**Input rows**:
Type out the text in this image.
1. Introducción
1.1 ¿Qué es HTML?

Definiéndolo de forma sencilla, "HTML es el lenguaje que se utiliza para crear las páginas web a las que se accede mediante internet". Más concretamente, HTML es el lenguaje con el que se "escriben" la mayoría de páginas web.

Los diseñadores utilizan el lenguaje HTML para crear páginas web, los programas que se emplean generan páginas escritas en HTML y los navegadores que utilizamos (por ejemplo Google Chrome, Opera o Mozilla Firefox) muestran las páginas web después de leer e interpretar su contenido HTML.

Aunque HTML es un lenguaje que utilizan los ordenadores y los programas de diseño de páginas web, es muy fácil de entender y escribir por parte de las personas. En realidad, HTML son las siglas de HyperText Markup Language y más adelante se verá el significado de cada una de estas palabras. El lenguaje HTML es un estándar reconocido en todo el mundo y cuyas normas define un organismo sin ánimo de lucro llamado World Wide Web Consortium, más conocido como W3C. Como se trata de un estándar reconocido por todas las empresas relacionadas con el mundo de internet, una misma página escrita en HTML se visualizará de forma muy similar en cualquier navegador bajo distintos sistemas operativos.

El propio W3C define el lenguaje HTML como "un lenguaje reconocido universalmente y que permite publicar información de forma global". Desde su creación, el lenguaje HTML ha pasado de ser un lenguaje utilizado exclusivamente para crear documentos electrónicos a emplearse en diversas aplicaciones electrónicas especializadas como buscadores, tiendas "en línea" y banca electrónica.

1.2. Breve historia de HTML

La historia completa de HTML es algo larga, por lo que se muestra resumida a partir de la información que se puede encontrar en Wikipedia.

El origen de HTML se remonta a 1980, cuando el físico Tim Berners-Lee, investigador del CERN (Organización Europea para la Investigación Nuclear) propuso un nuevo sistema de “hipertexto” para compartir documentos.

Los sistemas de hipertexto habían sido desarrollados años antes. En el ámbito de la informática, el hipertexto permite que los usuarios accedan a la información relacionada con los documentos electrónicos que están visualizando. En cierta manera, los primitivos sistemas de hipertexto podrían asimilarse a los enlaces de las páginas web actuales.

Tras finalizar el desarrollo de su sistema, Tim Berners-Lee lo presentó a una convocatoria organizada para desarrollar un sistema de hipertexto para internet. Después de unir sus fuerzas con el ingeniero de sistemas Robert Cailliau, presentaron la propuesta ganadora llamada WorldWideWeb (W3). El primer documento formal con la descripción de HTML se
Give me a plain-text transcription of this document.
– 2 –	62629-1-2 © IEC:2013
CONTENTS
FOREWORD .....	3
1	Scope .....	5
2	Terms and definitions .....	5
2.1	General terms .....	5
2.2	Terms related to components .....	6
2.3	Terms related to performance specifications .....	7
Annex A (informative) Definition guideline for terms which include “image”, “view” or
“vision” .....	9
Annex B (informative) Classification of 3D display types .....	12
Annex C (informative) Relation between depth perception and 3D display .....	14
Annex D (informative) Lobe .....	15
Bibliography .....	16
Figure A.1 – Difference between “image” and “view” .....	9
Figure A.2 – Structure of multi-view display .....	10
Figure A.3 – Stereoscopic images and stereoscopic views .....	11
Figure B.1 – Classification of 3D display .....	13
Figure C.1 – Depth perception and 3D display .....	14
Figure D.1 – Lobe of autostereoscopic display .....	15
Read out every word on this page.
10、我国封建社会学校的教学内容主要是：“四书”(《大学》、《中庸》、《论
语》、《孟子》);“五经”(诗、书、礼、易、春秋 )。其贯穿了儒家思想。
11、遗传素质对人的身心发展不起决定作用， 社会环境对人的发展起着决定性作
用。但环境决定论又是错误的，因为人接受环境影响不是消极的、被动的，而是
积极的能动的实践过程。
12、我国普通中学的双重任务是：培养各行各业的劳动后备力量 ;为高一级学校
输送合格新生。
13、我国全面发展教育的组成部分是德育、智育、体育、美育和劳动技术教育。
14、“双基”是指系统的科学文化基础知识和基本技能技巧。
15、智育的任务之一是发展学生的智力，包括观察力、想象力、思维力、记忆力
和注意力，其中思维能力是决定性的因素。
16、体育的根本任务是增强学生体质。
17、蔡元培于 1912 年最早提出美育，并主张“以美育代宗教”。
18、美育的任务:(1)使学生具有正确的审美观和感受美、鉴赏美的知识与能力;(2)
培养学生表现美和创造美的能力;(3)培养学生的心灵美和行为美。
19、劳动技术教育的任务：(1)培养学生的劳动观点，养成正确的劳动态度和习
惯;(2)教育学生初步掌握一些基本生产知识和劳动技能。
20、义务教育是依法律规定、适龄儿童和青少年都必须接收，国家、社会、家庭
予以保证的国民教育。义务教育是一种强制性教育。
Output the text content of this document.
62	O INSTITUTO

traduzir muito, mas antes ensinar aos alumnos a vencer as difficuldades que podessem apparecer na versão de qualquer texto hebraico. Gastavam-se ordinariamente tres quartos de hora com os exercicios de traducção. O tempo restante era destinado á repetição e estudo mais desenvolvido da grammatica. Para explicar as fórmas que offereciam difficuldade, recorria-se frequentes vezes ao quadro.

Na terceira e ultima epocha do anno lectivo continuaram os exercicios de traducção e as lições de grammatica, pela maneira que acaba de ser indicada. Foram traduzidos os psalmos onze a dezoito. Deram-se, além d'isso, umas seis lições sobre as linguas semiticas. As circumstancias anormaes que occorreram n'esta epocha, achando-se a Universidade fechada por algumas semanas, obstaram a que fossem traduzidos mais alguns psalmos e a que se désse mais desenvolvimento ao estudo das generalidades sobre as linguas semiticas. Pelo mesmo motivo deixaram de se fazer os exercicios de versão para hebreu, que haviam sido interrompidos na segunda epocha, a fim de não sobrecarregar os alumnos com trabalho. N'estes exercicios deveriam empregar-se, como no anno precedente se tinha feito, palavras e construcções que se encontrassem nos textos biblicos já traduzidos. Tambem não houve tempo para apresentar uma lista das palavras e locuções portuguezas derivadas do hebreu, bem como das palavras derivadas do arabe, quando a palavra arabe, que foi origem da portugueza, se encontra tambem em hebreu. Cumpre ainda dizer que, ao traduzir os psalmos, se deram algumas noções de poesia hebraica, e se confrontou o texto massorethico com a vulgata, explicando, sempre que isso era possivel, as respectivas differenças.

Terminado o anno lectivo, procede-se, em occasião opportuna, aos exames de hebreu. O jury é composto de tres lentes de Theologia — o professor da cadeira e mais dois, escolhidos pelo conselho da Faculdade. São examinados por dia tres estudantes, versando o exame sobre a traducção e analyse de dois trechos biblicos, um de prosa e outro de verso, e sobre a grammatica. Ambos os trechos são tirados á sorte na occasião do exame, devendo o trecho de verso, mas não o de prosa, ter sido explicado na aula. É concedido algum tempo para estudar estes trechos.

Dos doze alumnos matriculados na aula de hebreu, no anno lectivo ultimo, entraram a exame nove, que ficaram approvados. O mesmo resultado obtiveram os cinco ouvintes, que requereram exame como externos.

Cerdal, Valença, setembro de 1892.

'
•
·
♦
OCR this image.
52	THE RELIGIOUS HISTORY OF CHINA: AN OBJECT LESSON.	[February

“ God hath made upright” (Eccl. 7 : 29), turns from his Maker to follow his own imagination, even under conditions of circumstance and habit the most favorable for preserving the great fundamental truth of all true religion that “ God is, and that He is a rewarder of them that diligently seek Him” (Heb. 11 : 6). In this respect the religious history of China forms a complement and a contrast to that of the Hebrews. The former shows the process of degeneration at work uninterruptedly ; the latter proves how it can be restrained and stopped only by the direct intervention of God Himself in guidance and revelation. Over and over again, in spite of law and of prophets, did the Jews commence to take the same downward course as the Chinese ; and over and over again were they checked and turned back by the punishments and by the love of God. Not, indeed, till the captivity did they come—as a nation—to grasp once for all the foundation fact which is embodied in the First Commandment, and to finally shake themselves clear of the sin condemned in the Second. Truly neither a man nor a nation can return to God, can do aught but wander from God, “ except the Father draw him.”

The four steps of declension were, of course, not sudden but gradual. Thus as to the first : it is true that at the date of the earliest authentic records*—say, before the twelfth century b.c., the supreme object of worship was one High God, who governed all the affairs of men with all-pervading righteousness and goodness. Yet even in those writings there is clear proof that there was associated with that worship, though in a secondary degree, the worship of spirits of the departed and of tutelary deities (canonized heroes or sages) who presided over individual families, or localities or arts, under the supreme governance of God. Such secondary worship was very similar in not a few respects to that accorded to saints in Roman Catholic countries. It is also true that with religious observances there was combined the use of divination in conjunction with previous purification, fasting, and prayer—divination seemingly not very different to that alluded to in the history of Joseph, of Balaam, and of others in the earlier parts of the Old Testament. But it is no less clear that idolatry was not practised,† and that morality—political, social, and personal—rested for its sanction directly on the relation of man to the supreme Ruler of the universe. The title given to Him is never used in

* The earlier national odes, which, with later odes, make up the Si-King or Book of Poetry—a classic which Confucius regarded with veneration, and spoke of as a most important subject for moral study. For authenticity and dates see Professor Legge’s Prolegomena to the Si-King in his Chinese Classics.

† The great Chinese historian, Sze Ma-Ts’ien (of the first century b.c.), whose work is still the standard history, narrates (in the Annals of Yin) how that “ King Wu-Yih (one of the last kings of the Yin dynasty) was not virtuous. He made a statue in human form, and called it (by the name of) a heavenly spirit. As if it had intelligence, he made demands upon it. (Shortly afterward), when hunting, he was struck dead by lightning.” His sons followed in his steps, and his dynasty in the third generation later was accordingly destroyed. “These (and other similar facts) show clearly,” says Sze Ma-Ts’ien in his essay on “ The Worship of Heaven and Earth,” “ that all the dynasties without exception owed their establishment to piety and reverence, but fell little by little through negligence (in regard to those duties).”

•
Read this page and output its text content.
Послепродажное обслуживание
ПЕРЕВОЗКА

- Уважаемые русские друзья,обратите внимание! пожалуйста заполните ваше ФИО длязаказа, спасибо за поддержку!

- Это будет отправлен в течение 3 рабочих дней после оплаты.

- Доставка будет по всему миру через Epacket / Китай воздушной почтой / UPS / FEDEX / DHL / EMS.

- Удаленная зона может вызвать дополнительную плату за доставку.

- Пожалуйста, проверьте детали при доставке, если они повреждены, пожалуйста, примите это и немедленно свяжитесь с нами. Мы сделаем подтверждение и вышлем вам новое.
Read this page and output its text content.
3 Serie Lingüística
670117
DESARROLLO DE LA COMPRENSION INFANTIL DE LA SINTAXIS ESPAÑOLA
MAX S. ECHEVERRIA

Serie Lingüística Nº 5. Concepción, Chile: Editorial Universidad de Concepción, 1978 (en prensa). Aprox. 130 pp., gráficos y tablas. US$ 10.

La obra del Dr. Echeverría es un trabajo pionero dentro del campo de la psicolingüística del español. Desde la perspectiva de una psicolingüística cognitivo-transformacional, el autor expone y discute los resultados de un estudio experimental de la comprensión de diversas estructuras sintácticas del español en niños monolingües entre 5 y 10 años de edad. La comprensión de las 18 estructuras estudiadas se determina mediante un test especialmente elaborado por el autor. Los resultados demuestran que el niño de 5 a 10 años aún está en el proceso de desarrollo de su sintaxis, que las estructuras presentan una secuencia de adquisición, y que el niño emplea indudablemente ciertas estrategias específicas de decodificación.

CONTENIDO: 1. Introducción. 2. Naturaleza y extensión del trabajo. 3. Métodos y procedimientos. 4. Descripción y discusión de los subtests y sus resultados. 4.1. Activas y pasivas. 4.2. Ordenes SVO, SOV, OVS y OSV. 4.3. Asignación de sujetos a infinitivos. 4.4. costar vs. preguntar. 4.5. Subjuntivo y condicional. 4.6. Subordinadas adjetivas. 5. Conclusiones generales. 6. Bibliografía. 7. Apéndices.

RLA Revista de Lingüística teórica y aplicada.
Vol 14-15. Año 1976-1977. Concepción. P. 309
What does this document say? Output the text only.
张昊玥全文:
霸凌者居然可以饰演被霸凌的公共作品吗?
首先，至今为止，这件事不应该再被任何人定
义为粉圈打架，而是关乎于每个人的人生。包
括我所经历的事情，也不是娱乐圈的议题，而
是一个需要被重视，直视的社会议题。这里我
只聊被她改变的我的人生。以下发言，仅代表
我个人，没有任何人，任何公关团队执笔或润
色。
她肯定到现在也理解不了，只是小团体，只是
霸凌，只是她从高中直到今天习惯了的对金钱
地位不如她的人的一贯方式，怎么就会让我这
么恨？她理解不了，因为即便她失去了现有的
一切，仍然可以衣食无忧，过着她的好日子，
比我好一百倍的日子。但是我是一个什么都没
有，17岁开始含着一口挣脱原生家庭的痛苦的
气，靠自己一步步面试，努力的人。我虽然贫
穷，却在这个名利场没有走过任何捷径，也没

**Written task**: Which lines hold the word "Introducción"? Return all of them from the records above.

**Expected output**:
1. Introducción
CONTENIDO: 1. Introducción. 2. Naturaleza y extensión del trabajo. 3. Métodos y procedimientos. 4. Descripción y discusión de los subtests y sus resultados. 4.1. Activas y pasivas. 4.2. Ordenes SVO, SOV, OVS y OSV. 4.3. Asignación de sujetos a infinitivos. 4.4. costar vs. preguntar. 4.5. Subjuntivo y condicional. 4.6. Subordinadas adjetivas. 5. Conclusiones generales. 6. Bibliografía. 7. Apéndices.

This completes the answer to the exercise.